EXERCISE REQUIREMENTS: Keep every line where the word "structured" appears; drop the rest.
※ ※ ※
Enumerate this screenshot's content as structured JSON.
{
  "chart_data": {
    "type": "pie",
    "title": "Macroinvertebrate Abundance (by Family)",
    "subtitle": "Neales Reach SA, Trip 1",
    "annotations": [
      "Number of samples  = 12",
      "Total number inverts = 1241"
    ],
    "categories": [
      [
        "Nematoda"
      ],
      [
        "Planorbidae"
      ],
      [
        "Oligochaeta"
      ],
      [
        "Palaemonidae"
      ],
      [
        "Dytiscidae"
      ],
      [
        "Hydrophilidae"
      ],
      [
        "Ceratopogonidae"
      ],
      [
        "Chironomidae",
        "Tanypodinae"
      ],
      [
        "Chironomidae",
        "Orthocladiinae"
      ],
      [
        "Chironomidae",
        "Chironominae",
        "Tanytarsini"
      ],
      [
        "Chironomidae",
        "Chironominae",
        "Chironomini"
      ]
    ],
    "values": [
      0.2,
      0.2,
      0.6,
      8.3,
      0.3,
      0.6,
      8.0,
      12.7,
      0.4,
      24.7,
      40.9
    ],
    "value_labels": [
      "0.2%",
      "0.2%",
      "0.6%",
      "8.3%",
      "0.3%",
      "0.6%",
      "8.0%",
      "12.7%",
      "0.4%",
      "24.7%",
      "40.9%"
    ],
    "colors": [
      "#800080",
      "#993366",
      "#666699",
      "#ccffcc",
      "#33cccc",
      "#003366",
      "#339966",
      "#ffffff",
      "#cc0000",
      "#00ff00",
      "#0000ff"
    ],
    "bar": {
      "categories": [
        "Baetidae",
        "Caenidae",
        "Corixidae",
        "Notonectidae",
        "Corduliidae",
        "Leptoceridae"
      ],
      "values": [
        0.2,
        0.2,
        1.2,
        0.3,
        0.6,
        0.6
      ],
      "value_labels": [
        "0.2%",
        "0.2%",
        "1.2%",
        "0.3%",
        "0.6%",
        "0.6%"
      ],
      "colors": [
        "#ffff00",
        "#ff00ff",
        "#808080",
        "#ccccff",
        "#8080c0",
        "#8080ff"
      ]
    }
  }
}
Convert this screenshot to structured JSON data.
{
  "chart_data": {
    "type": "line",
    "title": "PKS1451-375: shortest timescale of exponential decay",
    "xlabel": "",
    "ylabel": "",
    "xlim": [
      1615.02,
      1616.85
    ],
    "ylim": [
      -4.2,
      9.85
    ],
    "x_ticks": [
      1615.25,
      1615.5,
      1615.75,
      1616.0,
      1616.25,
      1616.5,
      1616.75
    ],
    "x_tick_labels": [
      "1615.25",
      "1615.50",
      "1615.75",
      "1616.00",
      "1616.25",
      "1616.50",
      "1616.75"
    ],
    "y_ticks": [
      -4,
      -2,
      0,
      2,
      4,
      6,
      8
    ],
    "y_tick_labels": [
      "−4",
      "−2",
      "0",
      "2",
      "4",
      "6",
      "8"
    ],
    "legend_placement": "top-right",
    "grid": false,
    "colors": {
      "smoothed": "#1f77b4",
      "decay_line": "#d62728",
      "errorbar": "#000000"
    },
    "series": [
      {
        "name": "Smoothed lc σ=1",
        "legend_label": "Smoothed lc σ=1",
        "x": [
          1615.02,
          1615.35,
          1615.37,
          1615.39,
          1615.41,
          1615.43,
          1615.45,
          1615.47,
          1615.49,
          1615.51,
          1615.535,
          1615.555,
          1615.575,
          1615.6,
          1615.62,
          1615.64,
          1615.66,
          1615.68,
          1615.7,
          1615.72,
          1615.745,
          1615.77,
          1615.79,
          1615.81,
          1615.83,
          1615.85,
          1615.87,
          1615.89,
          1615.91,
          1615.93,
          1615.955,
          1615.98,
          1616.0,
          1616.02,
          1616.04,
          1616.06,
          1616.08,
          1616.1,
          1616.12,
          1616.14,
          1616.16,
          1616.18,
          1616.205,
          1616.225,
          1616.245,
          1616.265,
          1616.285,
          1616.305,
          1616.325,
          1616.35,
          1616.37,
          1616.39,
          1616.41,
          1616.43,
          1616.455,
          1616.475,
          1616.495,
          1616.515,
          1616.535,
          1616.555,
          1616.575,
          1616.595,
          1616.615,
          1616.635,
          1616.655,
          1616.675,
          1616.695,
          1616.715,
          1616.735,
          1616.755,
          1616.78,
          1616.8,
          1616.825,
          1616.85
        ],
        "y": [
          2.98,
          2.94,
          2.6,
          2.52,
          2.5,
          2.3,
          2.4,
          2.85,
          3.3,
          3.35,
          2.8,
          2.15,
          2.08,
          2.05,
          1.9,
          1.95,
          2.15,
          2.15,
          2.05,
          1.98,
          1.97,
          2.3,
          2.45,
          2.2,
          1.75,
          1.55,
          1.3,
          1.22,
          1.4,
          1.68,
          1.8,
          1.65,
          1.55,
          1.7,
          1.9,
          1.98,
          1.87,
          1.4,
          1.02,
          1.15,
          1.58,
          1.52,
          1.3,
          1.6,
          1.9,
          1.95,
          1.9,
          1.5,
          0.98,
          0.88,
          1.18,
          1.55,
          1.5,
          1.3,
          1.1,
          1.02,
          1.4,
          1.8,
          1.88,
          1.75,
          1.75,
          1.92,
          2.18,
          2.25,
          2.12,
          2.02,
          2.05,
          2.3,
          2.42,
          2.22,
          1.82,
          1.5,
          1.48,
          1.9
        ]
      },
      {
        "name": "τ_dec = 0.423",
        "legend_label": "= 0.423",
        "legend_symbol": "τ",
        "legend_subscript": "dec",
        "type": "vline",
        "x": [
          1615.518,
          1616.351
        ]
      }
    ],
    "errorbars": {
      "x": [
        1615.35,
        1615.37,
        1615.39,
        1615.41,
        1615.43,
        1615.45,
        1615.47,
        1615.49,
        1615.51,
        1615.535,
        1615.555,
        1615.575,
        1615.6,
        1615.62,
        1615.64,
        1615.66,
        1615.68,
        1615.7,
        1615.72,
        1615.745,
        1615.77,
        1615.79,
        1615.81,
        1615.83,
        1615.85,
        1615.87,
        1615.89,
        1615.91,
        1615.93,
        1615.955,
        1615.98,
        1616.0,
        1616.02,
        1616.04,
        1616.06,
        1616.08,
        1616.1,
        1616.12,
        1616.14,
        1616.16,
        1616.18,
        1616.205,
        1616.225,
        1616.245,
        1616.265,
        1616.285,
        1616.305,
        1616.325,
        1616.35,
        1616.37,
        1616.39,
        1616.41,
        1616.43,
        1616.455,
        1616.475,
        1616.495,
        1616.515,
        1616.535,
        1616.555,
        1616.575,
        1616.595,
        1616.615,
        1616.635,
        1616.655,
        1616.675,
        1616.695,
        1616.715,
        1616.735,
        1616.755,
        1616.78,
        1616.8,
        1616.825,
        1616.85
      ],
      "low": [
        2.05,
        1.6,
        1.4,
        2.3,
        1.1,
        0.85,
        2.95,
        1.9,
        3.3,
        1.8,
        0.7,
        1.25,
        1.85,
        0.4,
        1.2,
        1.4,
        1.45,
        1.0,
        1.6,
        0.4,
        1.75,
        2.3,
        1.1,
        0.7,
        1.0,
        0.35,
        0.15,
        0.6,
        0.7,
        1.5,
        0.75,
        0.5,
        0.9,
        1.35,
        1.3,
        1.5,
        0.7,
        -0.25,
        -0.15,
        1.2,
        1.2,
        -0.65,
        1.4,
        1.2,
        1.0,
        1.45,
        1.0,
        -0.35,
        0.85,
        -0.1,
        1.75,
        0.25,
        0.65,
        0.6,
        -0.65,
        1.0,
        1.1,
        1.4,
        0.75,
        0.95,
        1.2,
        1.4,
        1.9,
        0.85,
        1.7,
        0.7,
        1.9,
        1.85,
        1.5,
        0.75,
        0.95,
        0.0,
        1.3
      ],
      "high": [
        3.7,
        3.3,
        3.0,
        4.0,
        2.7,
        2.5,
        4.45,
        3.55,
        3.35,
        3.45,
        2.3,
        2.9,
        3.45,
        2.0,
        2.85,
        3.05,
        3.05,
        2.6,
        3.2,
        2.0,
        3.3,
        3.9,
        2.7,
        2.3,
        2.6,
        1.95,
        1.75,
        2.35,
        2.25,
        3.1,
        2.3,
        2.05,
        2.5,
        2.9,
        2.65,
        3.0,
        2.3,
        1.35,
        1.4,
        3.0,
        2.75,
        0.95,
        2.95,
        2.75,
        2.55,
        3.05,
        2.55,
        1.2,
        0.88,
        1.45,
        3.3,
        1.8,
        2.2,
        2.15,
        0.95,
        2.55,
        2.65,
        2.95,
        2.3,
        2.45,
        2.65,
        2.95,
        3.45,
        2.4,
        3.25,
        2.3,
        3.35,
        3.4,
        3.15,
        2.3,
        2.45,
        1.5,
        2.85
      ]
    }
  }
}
※ ※ ※
RESULT OF THIS TASK:
Enumerate this screenshot's content as structured JSON.
Convert this screenshot to structured JSON data.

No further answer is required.